◆ GOAL
Reproduce word for word every line of the records from the first line through the line containing "- title: While", including both.

◆ DATASET EXCERPTS
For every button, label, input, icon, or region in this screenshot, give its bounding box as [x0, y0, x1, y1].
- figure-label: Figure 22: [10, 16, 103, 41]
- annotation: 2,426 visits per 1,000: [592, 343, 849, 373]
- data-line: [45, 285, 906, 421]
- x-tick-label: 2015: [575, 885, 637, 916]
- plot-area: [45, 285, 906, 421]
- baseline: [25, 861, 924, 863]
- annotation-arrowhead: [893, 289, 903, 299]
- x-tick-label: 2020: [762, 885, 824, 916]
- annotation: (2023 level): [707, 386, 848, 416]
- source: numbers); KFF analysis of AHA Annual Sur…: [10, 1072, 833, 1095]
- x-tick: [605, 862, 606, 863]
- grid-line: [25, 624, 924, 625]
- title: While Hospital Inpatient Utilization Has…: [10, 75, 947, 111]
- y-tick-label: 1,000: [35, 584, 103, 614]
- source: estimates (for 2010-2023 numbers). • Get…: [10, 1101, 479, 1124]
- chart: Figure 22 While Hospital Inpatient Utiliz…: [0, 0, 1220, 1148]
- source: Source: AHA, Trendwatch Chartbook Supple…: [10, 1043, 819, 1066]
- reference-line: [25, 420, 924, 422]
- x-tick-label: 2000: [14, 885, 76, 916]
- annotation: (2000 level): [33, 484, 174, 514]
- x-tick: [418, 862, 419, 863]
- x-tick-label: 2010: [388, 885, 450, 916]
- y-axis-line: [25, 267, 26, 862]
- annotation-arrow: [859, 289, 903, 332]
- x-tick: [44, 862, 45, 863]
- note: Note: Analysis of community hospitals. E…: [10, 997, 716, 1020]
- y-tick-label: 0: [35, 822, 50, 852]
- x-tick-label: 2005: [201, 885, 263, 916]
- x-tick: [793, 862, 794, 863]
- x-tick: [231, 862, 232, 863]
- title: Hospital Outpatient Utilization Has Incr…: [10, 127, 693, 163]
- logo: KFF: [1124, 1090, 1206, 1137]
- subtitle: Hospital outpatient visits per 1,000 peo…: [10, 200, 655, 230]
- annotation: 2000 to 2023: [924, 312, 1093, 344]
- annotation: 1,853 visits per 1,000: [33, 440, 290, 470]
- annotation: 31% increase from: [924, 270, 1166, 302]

◆ SOLUTION TO THIS TASK
For every button, label, input, icon, or region in this screenshot, give its bounding box as [x0, y0, x1, y1].
- figure-label: Figure 22: [10, 16, 103, 41]
- annotation: 2,426 visits per 1,000: [592, 343, 849, 373]
- data-line: [45, 285, 906, 421]
- x-tick-label: 2015: [575, 885, 637, 916]
- plot-area: [45, 285, 906, 421]
- baseline: [25, 861, 924, 863]
- annotation-arrowhead: [893, 289, 903, 299]
- x-tick-label: 2020: [762, 885, 824, 916]
- annotation: (2023 level): [707, 386, 848, 416]
- source: numbers); KFF analysis of AHA Annual Sur…: [10, 1072, 833, 1095]
- x-tick: [605, 862, 606, 863]
- grid-line: [25, 624, 924, 625]
- title: While Hospital Inpatient Utilization Has…: [10, 75, 947, 111]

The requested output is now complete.